→ **Records for processing**
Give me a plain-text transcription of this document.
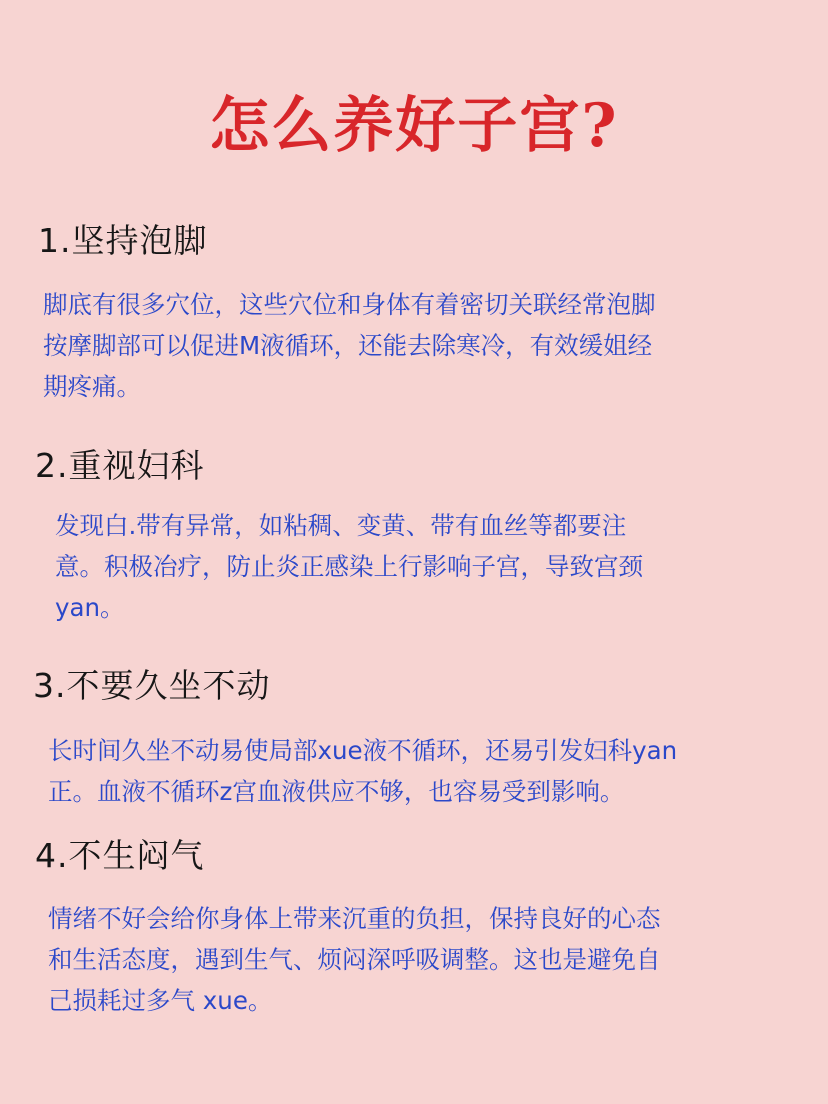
怎么养好子宫?
1.坚持泡脚
脚底有很多穴位，这些穴位和身体有着密切关联经常泡脚
按摩脚部可以促进M液循环，还能去除寒冷，有效缓姐经
期疼痛。
2.重视妇科
发现白.带有异常，如粘稠、变黄、带有血丝等都要注
意。积极冶疗，防止炎正感染上行影响子宫，导致宫颈
yan。
3.不要久坐不动
长时间久坐不动易使局部xue液不循环，还易引发妇科yan
正。血液不循环z宫血液供应不够，也容易受到影响。
4.不生闷气
情绪不好会给你身体上带来沉重的负担，保持良好的心态
和生活态度，遇到生气、烦闷深呼吸调整。这也是避免自
己损耗过多气 xue。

→ **The request**
Repeat the entries exactly. Pictures are excluded from the copy.

→ **Solution to the exercise**
Give me a plain-text transcription of this document.
怎么养好子宫?
1.坚持泡脚
脚底有很多穴位，这些穴位和身体有着密切关联经常泡脚
按摩脚部可以促进M液循环，还能去除寒冷，有效缓姐经
期疼痛。
2.重视妇科
发现白.带有异常，如粘稠、变黄、带有血丝等都要注
意。积极冶疗，防止炎正感染上行影响子宫，导致宫颈
yan。
3.不要久坐不动
长时间久坐不动易使局部xue液不循环，还易引发妇科yan
正。血液不循环z宫血液供应不够，也容易受到影响。
4.不生闷气
情绪不好会给你身体上带来沉重的负担，保持良好的心态
和生活态度，遇到生气、烦闷深呼吸调整。这也是避免自
己损耗过多气 xue。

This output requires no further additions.